The post is called, “why feeling lost might mean you’re finally doing it right,” and while it would be very pretty to think so, I’m not nearly so sure for myself.
And yet…there’s something in it.
Let me start by saying that I’m trying to find my feet, but yes, I’m still lost.
Today, for some reason, has been a really rough day.
I woke up feeling lost, depressed, purposeless, unwanted.
I found it extremely hard to drag my mysteriously aching body out of bed. To do what? Phone it in? Show up in insufficient ways? Question what the hell I’m even for? Watch as others with focus and direction build things they can be proud of, while I do ontological snow angels in the fever swamps of my mind?
I’ve been trying to work through all of this on my own without broadcasting it here like a livestreamed heart surgery.
Some days, I can put the mask back on long enough to write a halfway decent post that isn’t obnoxiously self-referential.
On the days that I can’t, I usually just…don’t.
But consistency matters. Showing up matters. At least, that’s what I keep being told.
Allow me a lame analogy:
I hate carrots. Despise them. Actually, most root vegetables. I also find beets utterly revolting. I am not a picky eater, but there is something in my DNA that views this category of plant life as a hostile alien threat, and on those occasions where I find them in my meal, I have to force myself to choke down just enough that I do not insult the cook.
It’s the culinary equivalent of listening to nails on a chalkboard.
So today, when I sat down to take a crack at a post, I felt like someone had stuck a giant bowl of carrots in front of me. [shudder] I couldn’t make myself suppress the gag reflex and eat. Instead of chowing down, I decided to let someone else do most of the eating. And by eating, of course, I mean writing:
there’s a strange ache that comes with outgrowing a version of your life that you worked hard to create. it’s the kind of feeling that doesn’t announce itself as grief but hums in the background of your daily routine — in the moments when the things that used to feel important start to feel hollow, when your goals no longer excite you, when you’re not quite burnt out but can’t seem to care either. it’s not depression, not exactly. it’s disorientation. and for many people, especially in their mid- to late-twenties or early thirties, it’s the quiet emotional truth behind the phrase “i feel lost.” but what if being lost isn’t a failure to find yourself — what if it’s the beginning of finally doing it right?
God, I wish this had happened to me in my mid-to-late twenties or early thirties, instead of my mid-to-late forties, when I’m supposed to have all this shit figured out.
I am so damn tired of being lost.
I’m exhausted from trying to figure out what the mission is. I want something to pursue with everything I’ve got.
I have the skills. I’m not afraid of the work. But the compass won’t stop spinning. Which the hell way am I supposed to go?
we are raised in cultures that love clarity. clarity is productive. clarity is bankable. clarity can be monetized and measured and turned into content. it makes you easier to explain at dinner parties. it makes your existence easier to post. and when clarity disappears — when the relationship doesn’t fit anymore, when the job makes your chest feel tight, when the apartment you manifested starts to feel like a set — we panic. we look for a new label, a new goal, a new structure to stabilize us. but sometimes the most important thing we can do is let ourselves stay blurry. to be unbranded, unpositioned, undone for a while. because real self-knowledge is a slow, unmarketable process. and the lost feeling might just be the first sign that you’ve finally stopped performing someone else’s idea of a good life.

_EXERCISE DATA_.

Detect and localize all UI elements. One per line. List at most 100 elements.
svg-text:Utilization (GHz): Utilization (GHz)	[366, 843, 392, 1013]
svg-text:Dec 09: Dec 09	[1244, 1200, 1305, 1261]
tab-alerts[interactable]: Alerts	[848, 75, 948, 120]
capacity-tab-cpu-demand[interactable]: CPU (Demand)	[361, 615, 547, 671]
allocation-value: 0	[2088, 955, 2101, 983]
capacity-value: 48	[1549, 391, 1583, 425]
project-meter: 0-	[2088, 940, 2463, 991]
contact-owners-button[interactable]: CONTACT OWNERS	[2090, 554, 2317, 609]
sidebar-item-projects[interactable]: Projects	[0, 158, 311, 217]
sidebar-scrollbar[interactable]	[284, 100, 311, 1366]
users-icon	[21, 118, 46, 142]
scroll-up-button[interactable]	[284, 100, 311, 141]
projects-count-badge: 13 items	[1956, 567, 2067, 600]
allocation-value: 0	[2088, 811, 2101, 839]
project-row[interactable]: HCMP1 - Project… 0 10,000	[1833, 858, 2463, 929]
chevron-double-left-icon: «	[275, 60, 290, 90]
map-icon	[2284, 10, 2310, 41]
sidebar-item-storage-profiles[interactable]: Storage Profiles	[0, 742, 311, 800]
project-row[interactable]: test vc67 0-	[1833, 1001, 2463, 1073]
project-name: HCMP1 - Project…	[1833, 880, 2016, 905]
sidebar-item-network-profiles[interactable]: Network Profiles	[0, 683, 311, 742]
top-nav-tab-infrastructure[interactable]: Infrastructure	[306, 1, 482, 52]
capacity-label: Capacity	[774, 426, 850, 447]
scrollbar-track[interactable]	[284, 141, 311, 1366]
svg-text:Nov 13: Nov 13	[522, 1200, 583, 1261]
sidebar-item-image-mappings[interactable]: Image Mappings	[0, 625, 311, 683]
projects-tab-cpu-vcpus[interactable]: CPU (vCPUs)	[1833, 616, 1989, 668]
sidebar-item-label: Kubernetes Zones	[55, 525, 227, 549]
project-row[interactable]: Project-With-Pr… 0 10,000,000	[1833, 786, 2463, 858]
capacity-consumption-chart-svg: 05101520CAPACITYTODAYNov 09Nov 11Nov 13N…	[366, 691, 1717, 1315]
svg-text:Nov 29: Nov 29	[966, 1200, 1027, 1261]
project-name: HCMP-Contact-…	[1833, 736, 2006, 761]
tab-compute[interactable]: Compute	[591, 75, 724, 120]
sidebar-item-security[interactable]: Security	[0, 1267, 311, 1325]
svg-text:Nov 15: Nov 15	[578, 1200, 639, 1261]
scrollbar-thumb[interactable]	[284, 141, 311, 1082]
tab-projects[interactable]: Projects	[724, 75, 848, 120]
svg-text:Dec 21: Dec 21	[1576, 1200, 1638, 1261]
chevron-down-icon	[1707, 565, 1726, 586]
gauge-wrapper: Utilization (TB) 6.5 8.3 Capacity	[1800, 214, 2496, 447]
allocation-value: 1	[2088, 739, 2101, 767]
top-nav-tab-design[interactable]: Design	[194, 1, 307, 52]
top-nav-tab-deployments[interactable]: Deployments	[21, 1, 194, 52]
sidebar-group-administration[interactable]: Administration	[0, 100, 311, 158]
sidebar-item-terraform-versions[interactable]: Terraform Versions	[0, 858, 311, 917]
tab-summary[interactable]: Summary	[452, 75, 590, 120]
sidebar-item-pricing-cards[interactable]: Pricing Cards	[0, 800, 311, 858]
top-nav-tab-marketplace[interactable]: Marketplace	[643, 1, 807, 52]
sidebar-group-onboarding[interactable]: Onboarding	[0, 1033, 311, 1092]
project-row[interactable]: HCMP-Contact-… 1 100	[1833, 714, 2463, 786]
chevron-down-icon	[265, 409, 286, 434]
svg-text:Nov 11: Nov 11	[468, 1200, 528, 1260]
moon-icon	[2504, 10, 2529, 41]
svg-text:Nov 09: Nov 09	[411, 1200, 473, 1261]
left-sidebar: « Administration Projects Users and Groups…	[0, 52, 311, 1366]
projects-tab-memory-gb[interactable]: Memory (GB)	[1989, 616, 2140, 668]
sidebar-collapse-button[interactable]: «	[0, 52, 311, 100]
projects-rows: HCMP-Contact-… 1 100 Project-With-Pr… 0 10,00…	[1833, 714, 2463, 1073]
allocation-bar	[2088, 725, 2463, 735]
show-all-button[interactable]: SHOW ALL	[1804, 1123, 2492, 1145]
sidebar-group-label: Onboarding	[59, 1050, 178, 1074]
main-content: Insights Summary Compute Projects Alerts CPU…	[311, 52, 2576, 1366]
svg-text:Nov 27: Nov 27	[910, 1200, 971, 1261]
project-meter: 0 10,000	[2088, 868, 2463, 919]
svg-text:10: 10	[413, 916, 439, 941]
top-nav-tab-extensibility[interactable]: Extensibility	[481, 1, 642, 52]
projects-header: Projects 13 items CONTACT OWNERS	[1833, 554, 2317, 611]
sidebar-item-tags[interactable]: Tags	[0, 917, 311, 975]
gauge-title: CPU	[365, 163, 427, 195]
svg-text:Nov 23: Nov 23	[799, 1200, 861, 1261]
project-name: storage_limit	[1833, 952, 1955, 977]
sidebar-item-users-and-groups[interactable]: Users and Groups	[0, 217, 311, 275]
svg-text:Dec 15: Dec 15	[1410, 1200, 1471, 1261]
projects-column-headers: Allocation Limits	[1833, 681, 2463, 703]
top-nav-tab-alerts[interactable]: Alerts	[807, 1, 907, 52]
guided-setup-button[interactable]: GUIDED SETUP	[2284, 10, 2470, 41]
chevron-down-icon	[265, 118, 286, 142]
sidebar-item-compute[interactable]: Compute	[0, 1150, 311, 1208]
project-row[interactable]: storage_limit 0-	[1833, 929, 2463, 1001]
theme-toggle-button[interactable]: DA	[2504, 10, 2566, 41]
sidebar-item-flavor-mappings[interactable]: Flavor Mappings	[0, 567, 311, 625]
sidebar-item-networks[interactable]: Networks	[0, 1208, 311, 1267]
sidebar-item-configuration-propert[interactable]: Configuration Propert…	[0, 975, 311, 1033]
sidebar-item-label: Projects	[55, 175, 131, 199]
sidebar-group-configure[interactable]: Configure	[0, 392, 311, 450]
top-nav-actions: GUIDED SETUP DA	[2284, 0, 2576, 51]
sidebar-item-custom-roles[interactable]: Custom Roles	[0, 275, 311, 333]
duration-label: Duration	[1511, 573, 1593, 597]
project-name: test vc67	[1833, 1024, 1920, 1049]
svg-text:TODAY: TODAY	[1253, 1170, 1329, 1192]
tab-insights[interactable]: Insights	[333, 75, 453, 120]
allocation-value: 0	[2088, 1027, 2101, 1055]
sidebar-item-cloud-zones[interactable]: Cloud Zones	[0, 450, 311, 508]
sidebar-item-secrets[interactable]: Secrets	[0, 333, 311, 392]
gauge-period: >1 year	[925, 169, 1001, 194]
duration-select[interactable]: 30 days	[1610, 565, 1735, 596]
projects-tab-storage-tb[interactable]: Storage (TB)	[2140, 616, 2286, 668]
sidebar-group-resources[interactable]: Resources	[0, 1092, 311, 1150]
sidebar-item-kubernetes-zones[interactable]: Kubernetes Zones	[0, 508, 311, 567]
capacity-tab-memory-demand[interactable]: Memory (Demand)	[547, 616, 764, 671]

_ACTIVITIES_.
1 > Answer these questions from the post about feeling lost:
(a) Besides carrots, which vegetable does the writer find utterly revolting?
(b) In what stage of life does the writer say this lost feeling arrived?
(c) What does the writer compare broadcasting these struggles to?
2 > Rewrite the post about feeling lost from "I woke up feeling" to "keep being told.", putting "costume" in place of "mask".

_RESPONSES FOR EACH TASK_.
1 >
(a) Beets.
(b) The writer's mid-to-late forties.
(c) A livestreamed heart surgery.

2 >
I woke up feeling lost, depressed, purposeless, unwanted.
I found it extremely hard to drag my mysteriously aching body out of bed. To do what? Phone it in? Show up in insufficient ways? Question what the hell I’m even for? Watch as others with focus and direction build things they can be proud of, while I do ontological snow angels in the fever swamps of my mind?
I’ve been trying to work through all of this on my own without broadcasting it here like a livestreamed heart surgery.
Some days, I can put the costume back on long enough to write a halfway decent post that isn’t obnoxiously self-referential.
On the days that I can’t, I usually just…don’t.
But consistency matters. Showing up matters. At least, that’s what I keep being told.